### [Stated goal]
Without the pictures, output the records below word for word.

Items from a dataset:
_ _ _

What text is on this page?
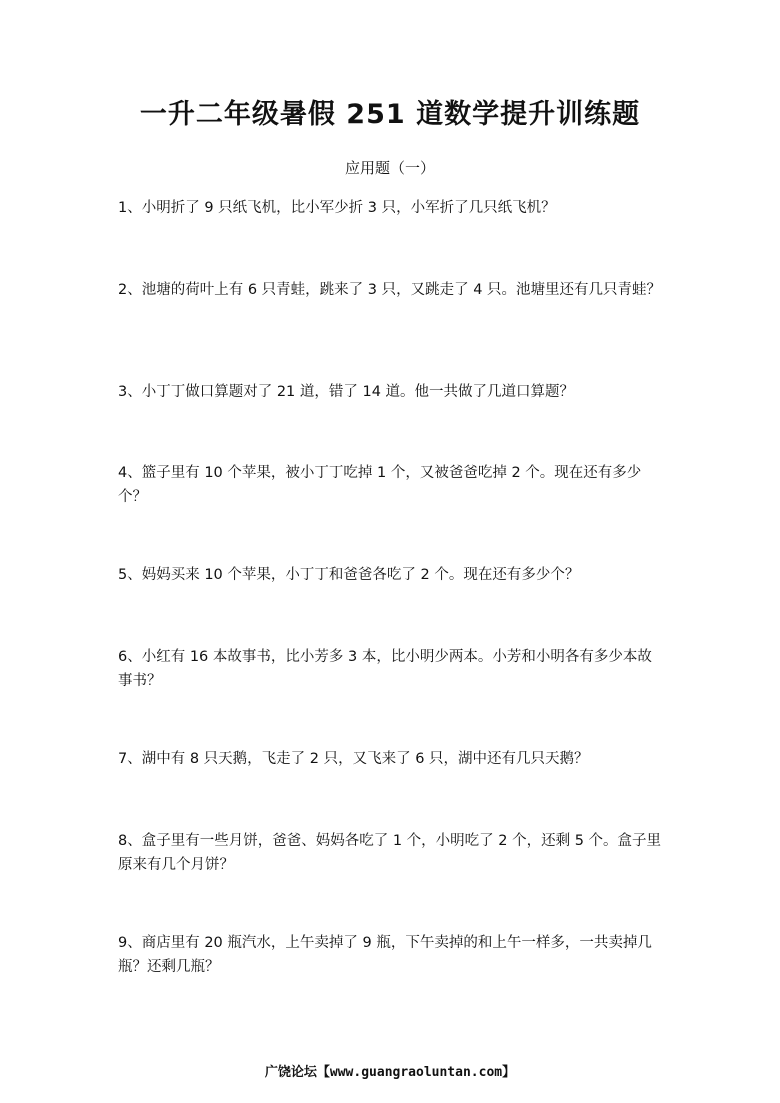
一升二年级暑假 251 道数学提升训练题
应用题（一）
1、小明折了 9 只纸飞机，比小军少折 3 只，小军折了几只纸飞机？
2、池塘的荷叶上有 6 只青蛙，跳来了 3 只，又跳走了 4 只。池塘里还有几只青蛙？
3、小丁丁做口算题对了 21 道，错了 14 道。他一共做了几道口算题？
4、篮子里有 10 个苹果，被小丁丁吃掉 1 个，又被爸爸吃掉 2 个。现在还有多少个？
5、妈妈买来 10 个苹果，小丁丁和爸爸各吃了 2 个。现在还有多少个？
6、小红有 16 本故事书，比小芳多 3 本，比小明少两本。小芳和小明各有多少本故事书？
7、湖中有 8 只天鹅，飞走了 2 只，又飞来了 6 只，湖中还有几只天鹅？
8、盒子里有一些月饼，爸爸、妈妈各吃了 1 个，小明吃了 2 个，还剩 5 个。盒子里原来有几个月饼？
9、商店里有 20 瓶汽水，上午卖掉了 9 瓶，下午卖掉的和上午一样多，一共卖掉几瓶？还剩几瓶？
广饶论坛【www.guangraoluntan.com】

_ _ _

### [Solution below]
What text is on this page?
一升二年级暑假 251 道数学提升训练题
应用题（一）
1、小明折了 9 只纸飞机，比小军少折 3 只，小军折了几只纸飞机？
2、池塘的荷叶上有 6 只青蛙，跳来了 3 只，又跳走了 4 只。池塘里还有几只青蛙？
3、小丁丁做口算题对了 21 道，错了 14 道。他一共做了几道口算题？
4、篮子里有 10 个苹果，被小丁丁吃掉 1 个，又被爸爸吃掉 2 个。现在还有多少个？
5、妈妈买来 10 个苹果，小丁丁和爸爸各吃了 2 个。现在还有多少个？
6、小红有 16 本故事书，比小芳多 3 本，比小明少两本。小芳和小明各有多少本故事书？
7、湖中有 8 只天鹅，飞走了 2 只，又飞来了 6 只，湖中还有几只天鹅？
8、盒子里有一些月饼，爸爸、妈妈各吃了 1 个，小明吃了 2 个，还剩 5 个。盒子里原来有几个月饼？
9、商店里有 20 瓶汽水，上午卖掉了 9 瓶，下午卖掉的和上午一样多，一共卖掉几瓶？还剩几瓶？
广饶论坛【www.guangraoluntan.com】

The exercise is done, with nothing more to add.